Exercise objective: List all the lines in these records that hold "pencil".

Input material:
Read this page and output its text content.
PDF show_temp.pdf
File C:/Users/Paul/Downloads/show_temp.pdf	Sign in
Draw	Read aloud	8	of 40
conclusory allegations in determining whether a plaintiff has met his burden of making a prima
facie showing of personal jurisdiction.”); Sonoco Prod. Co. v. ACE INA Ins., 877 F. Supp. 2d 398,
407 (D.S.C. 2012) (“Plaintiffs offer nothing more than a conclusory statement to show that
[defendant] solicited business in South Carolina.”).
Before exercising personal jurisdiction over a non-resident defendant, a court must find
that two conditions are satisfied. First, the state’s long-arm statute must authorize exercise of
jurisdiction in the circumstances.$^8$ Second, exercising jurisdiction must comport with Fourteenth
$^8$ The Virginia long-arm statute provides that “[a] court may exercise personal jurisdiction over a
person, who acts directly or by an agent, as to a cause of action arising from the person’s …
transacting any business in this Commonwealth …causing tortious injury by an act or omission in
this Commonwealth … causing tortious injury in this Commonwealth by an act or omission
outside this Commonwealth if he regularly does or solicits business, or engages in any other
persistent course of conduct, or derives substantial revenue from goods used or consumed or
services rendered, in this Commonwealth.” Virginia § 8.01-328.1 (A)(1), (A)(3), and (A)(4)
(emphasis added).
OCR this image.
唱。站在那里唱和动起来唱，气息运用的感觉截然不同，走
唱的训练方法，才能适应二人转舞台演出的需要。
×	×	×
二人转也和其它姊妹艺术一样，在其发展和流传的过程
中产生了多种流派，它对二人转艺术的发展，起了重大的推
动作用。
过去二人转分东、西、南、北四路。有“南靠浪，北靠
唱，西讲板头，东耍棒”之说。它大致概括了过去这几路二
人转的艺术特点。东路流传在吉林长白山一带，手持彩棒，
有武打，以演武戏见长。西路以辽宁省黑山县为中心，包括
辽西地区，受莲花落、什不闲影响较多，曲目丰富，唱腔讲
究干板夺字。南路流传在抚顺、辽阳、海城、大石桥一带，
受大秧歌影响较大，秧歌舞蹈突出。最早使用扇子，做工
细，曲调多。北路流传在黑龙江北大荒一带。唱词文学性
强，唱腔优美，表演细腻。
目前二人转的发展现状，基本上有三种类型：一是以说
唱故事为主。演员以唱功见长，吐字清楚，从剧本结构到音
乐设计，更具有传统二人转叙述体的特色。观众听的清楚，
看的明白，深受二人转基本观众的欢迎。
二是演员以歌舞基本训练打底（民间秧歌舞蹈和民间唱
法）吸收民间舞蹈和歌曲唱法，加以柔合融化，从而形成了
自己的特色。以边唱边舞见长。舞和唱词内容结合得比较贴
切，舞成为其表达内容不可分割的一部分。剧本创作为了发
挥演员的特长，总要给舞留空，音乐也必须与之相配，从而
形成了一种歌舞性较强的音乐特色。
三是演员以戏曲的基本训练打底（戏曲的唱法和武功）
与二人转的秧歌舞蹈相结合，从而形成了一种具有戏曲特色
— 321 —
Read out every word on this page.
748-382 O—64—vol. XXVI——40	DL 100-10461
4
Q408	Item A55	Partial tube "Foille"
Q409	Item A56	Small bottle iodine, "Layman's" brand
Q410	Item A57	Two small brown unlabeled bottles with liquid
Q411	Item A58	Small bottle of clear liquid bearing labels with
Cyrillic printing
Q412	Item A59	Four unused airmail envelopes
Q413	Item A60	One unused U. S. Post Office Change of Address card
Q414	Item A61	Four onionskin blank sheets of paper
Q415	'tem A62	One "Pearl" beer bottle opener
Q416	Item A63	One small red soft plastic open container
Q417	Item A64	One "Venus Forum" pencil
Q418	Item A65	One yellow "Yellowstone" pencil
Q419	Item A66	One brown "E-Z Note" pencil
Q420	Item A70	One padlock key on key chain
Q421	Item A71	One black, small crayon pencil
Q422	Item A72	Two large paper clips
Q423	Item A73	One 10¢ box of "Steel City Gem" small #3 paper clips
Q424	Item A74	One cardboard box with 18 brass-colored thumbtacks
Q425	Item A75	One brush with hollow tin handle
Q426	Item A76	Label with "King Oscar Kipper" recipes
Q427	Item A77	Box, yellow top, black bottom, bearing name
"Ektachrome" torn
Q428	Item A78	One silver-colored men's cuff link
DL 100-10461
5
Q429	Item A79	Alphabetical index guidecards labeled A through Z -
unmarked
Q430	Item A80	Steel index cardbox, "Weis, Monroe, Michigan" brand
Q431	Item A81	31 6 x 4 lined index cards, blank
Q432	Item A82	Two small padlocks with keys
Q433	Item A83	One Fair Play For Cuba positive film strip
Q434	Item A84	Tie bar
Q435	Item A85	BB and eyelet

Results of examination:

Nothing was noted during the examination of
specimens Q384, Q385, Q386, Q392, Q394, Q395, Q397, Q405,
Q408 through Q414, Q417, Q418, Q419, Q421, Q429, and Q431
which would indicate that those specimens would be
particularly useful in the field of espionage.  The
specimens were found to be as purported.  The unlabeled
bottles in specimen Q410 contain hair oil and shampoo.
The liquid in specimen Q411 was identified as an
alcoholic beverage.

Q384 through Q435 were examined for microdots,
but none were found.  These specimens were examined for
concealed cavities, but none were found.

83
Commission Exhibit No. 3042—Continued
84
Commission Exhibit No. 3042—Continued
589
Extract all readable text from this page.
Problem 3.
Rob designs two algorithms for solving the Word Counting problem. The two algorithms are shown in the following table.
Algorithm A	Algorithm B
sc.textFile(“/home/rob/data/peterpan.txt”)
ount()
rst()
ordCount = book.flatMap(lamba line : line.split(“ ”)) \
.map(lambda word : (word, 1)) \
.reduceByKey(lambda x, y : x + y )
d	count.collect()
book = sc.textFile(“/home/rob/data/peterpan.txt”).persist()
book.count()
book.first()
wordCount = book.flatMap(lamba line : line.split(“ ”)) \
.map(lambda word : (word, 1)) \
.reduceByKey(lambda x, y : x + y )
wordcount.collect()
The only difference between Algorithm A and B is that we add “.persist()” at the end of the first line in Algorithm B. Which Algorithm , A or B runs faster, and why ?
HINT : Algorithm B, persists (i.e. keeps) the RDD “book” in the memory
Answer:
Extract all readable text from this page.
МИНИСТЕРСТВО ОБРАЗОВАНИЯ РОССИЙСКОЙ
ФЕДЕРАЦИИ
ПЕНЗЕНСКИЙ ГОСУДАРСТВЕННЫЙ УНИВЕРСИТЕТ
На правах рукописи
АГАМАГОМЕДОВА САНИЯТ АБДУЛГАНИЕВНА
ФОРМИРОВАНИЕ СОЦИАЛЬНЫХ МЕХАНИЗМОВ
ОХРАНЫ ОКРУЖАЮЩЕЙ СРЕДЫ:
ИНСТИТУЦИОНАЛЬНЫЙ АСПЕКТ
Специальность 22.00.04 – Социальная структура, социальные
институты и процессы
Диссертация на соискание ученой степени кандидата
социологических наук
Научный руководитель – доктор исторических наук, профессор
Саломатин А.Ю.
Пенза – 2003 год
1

Correct result:
Q417	Item A64	One "Venus Forum" pencil
Q418	Item A65	One yellow "Yellowstone" pencil
Q419	Item A66	One brown "E-Z Note" pencil
Q421	Item A71	One black, small crayon pencil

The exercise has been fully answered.